DOCUMENT SECTION:
#####
As enterprises move from running ad hoc machine learning (ML) models to using AI/ML to transform their business at scale, the adoption of ML Operations (MLOps) becomes inevitable. As shown in the following figure, the ML lifecycle begins with framing a business problem as an ML use case followed by a series of phases, including data preparation, feature engineering, model building, deployment, continuous monitoring, and retraining. For many enterprises, a lot of these steps are still manual and loosely integrated with each other. Therefore, it’s important to automate the end-to-end ML lifecycle, which enables frequent experiments to drive better business outcomes. Data preparation is one of the crucial steps in this lifecycle, because the ML model’s accuracy depends on the quality of the training dataset.
Data scientists and ML engineers spend somewhere between 70–80% of their time collecting, analyzing, cleaning, and transforming data required for model training. Amazon SageMaker Data Wrangler is a fully managed capability of Amazon SageMaker that makes it faster for data scientists and ML engineers to analyze and prepare data for their ML projects with little to no code. When it comes to operationalizing an end-to-end ML lifecycle, data preparation is almost always the first step in the process. Given that there are many ways to build an end-to-end ML pipeline, in this post we discuss how you can easily integrate Data Wrangler with some of the well-known workflow automation and orchestration technologies.
Solution overview
In this post, we demonstrate how users can integrate data preparation using Data Wrangler with Amazon SageMaker Pipelines, AWS Step Functions, and Apache Airflow with Amazon Managed Workflow for Apache Airflow (Amazon MWAA). Pipelines is a SageMaker feature that is a purpose-built and easy-to-use continuous integration and continuous delivery (CI/CD) service for ML. Step Functions is a serverless, low-code visual workflow service used to orchestrate AWS services and automate business processes. Amazon MWAA is a managed orchestration service for Apache Airflow that makes it easier to operate end-to-end data and ML pipelines.
For demonstration purposes, we consider a use case to prepare data to train an ML model with the SageMaker built-in XGBoost algorithm that will help us identify fraudulent vehicle insurance claims. We used a synthetically generated set of sample data to train the model and create a SageMaker model using the model artifacts from the training process. Our goal is to operationalize this process end to end by setting up an ML workflow. Although ML workflows can be more elaborate, we use a minimal workflow for demonstration purposes. The first step of the workflow is data preparation with Data Wrangler, followed by a model training step, and finally a model creation step. The following diagram illustrates our solution workflow.
In the following sections, we walk you through how to set up a Data Wrangler flow and integrate Data Wrangler with Pipelines, Step Functions, and Apache Airflow.
Set up a Data Wrangler flow
We start by creating a Data Wrangler flow, also called a data flow, using the data flow UI via the Amazon SageMaker Studio IDE. Our sample dataset consists of two data files: claims.csv and customers.csv, which are stored in an Amazon Simple Storage Service (Amazon S3) bucket. We use the data flow UI to apply Data Wrangler’s built-in transformations such categorical encoding, string formatting, and imputation to the feature columns in each of these files. We also apply custom transformation to a few feature columns using a few lines of custom Python code with Pandas DataFrame. The following screenshot shows the transforms applied to the claims.csv file in the data flow UI.
#####
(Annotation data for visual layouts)
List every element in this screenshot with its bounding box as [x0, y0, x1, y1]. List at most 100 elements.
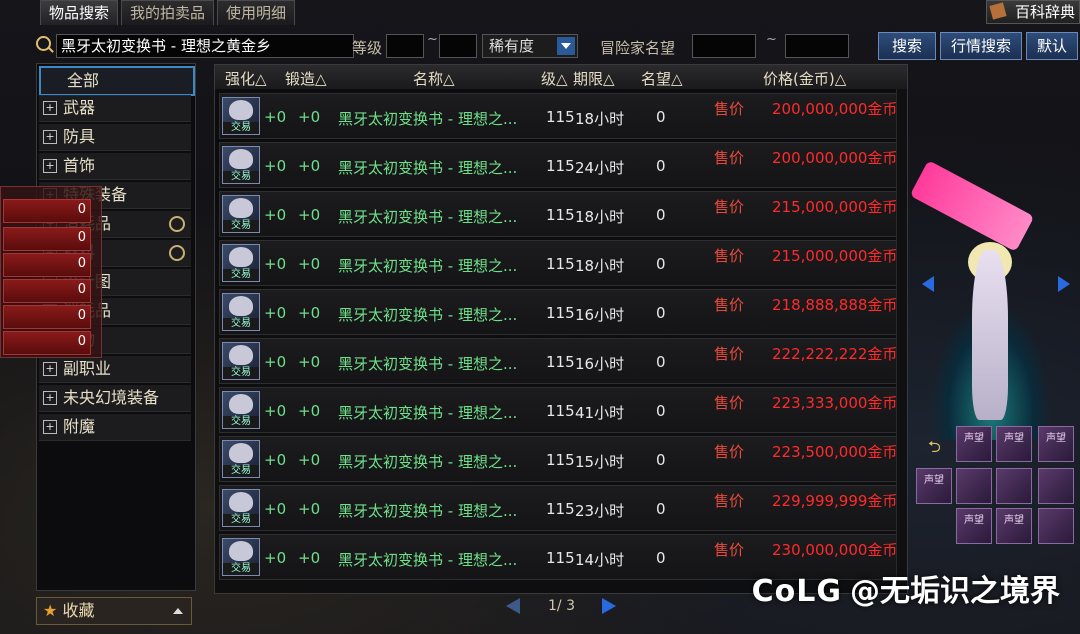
tab-my-auctions[interactable]: 我的拍卖品 [121, 0, 215, 25]
avatar-slot[interactable]: 声望 [956, 426, 992, 462]
header-fame[interactable]: 名望△ [641, 68, 683, 89]
search-button[interactable]: 搜索 [878, 32, 936, 60]
item-icon[interactable]: 交易 [222, 97, 260, 135]
overlay-row[interactable]: 0 [3, 305, 91, 329]
avatar-slot[interactable] [1038, 468, 1074, 504]
wiki-button[interactable]: 百科辞典 [986, 0, 1080, 24]
rarity-select[interactable]: 稀有度 [482, 34, 578, 58]
pagination: 1/ 3 [498, 594, 628, 620]
item-name[interactable]: 黑牙太初变换书 - 理想之... [338, 255, 517, 276]
item-icon[interactable]: 交易 [222, 195, 260, 233]
avatar-slot[interactable]: 声望 [996, 426, 1032, 462]
item-name[interactable]: 黑牙太初变换书 - 理想之... [338, 549, 517, 570]
expand-icon[interactable]: + [43, 420, 57, 434]
avatar-slot[interactable] [1038, 508, 1074, 544]
zoom-icon[interactable] [169, 245, 185, 261]
avatar-slot[interactable]: 声望 [956, 508, 992, 544]
category-enchant[interactable]: + 附魔 [39, 414, 191, 441]
chevron-down-icon[interactable] [557, 37, 575, 55]
avatar-slot[interactable] [956, 468, 992, 504]
search-input[interactable]: 黑牙太初变换书 - 理想之黄金乡 [56, 34, 354, 58]
header-price[interactable]: 价格(金币)△ [763, 68, 846, 89]
header-forge[interactable]: 锻造△ [285, 68, 327, 89]
overlay-row[interactable]: 0 [3, 331, 91, 355]
expand-icon[interactable]: + [43, 391, 57, 405]
item-icon[interactable]: 交易 [222, 146, 260, 184]
avatar-slot[interactable]: 声望 [1038, 426, 1074, 462]
category-accessories[interactable]: + 首饰 [39, 153, 191, 180]
header-name[interactable]: 名称△ [413, 68, 455, 89]
market-search-button[interactable]: 行情搜索 [940, 32, 1022, 60]
category-all[interactable]: 全部 [39, 66, 195, 96]
header-duration[interactable]: 期限△ [573, 68, 615, 89]
next-page-icon[interactable] [602, 598, 616, 614]
default-button[interactable]: 默认 [1026, 32, 1078, 60]
sell-label: 售价 [714, 198, 745, 216]
item-level: 115 [546, 353, 575, 371]
hammer-weapon-image [909, 160, 1035, 252]
item-name[interactable]: 黑牙太初变换书 - 理想之... [338, 402, 517, 423]
item-price: 215,000,000金币 [772, 198, 898, 216]
level-min-input[interactable] [386, 34, 424, 58]
prev-page-icon[interactable] [506, 598, 520, 614]
enhance-value: +0 [264, 206, 287, 224]
avatar-slot[interactable]: 声望 [996, 508, 1032, 544]
table-row[interactable]: 交易 +0 +0 黑牙太初变换书 - 理想之... 115 41小时 0 售价 223,333,… [219, 387, 907, 433]
table-row[interactable]: 交易 +0 +0 黑牙太初变换书 - 理想之... 115 16小时 0 售价 222,222,… [219, 338, 907, 384]
item-icon[interactable]: 交易 [222, 538, 260, 576]
swap-icon[interactable]: ⮌ [928, 436, 941, 463]
table-row[interactable]: 交易 +0 +0 黑牙太初变换书 - 理想之... 115 23小时 0 售价 229,999,… [219, 485, 907, 531]
sell-label: 售价 [714, 541, 745, 559]
avatar-slot[interactable]: 声望 [916, 468, 952, 504]
favorites-button[interactable]: ★ 收藏 [36, 597, 192, 625]
table-row[interactable]: 交易 +0 +0 黑牙太初变换书 - 理想之... 115 16小时 0 售价 218,888,… [219, 289, 907, 335]
expand-icon[interactable]: + [43, 101, 57, 115]
category-weapons[interactable]: + 武器 [39, 95, 191, 122]
rotate-left-icon[interactable] [922, 276, 934, 292]
header-enhance[interactable]: 强化△ [225, 68, 267, 89]
table-row[interactable]: 交易 +0 +0 黑牙太初变换书 - 理想之... 115 18小时 0 售价 200,000,… [219, 93, 907, 139]
item-name[interactable]: 黑牙太初变换书 - 理想之... [338, 304, 517, 325]
header-level[interactable]: 级△ [541, 68, 568, 89]
item-name[interactable]: 黑牙太初变换书 - 理想之... [338, 353, 517, 374]
scrollbar[interactable] [896, 89, 907, 591]
item-name[interactable]: 黑牙太初变换书 - 理想之... [338, 451, 517, 472]
rotate-right-icon[interactable] [1058, 276, 1070, 292]
item-fame: 0 [656, 402, 666, 420]
overlay-row[interactable]: 0 [3, 227, 91, 251]
level-max-input[interactable] [439, 34, 477, 58]
item-duration: 16小时 [575, 306, 625, 324]
overlay-row[interactable]: 0 [3, 279, 91, 303]
item-icon[interactable]: 交易 [222, 489, 260, 527]
item-icon[interactable]: 交易 [222, 440, 260, 478]
fame-max-input[interactable] [785, 34, 849, 58]
fame-min-input[interactable] [692, 34, 756, 58]
item-duration: 15小时 [575, 453, 625, 471]
item-icon[interactable]: 交易 [222, 342, 260, 380]
item-name[interactable]: 黑牙太初变换书 - 理想之... [338, 500, 517, 521]
overlay-row[interactable]: 0 [3, 199, 91, 223]
category-sub-profession[interactable]: + 副职业 [39, 356, 191, 383]
expand-icon[interactable]: + [43, 362, 57, 376]
table-row[interactable]: 交易 +0 +0 黑牙太初变换书 - 理想之... 115 24小时 0 售价 200,000,… [219, 142, 907, 188]
expand-icon[interactable]: + [43, 159, 57, 173]
item-portrait [229, 492, 253, 512]
tab-item-search[interactable]: 物品搜索 [40, 0, 119, 25]
table-row[interactable]: 交易 +0 +0 黑牙太初变换书 - 理想之... 115 18小时 0 售价 215,000,… [219, 191, 907, 237]
category-armor[interactable]: + 防具 [39, 124, 191, 151]
expand-icon[interactable]: + [43, 130, 57, 144]
table-row[interactable]: 交易 +0 +0 黑牙太初变换书 - 理想之... 115 15小时 0 售价 223,500,… [219, 436, 907, 482]
overlay-row[interactable]: 0 [3, 253, 91, 277]
item-icon[interactable]: 交易 [222, 391, 260, 429]
item-name[interactable]: 黑牙太初变换书 - 理想之... [338, 157, 517, 178]
item-icon[interactable]: 交易 [222, 293, 260, 331]
table-row[interactable]: 交易 +0 +0 黑牙太初变换书 - 理想之... 115 18小时 0 售价 215,000,… [219, 240, 907, 286]
item-name[interactable]: 黑牙太初变换书 - 理想之... [338, 206, 517, 227]
avatar-slot[interactable] [996, 468, 1032, 504]
item-icon[interactable]: 交易 [222, 244, 260, 282]
auction-table: 强化△ 锻造△ 名称△ 级△ 期限△ 名望△ 价格(金币)△ 交易 +0 +0 黑牙太… [214, 64, 908, 594]
tab-usage-details[interactable]: 使用明细 [217, 0, 296, 25]
category-weiyang-gear[interactable]: + 未央幻境装备 [39, 385, 191, 412]
zoom-icon[interactable] [169, 216, 185, 232]
item-name[interactable]: 黑牙太初变换书 - 理想之... [338, 108, 517, 129]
#####
TASKS FOR THIS EXERCISE:
1 – Return the passage of the Data Wrangler post from "Solution overview" up to and including "and ML pipelines.", copied word for word.
2 – In the rows, take the lines from the line with "tab-my-auctions[interactable]: 我的拍卖品 [121, 0, 215, 25]" up to and including the line with "item-icon[interactable]: 交易 [222, 97, 260, 135]", and output them as a numbered list with any blank lines left out.

THE SOLUTIONS:
1 –
Solution overview
In this post, we demonstrate how users can integrate data preparation using Data Wrangler with Amazon SageMaker Pipelines, AWS Step Functions, and Apache Airflow with Amazon Managed Workflow for Apache Airflow (Amazon MWAA). Pipelines is a SageMaker feature that is a purpose-built and easy-to-use continuous integration and continuous delivery (CI/CD) service for ML. Step Functions is a serverless, low-code visual workflow service used to orchestrate AWS services and automate business processes. Amazon MWAA is a managed orchestration service for Apache Airflow that makes it easier to operate end-to-end data and ML pipelines.

2 –
1. tab-my-auctions[interactable]: 我的拍卖品 [121, 0, 215, 25]
2. avatar-slot[interactable]: 声望 [956, 426, 992, 462]
3. header-fame[interactable]: 名望△ [641, 68, 683, 89]
4. search-button[interactable]: 搜索 [878, 32, 936, 60]
5. item-icon[interactable]: 交易 [222, 97, 260, 135]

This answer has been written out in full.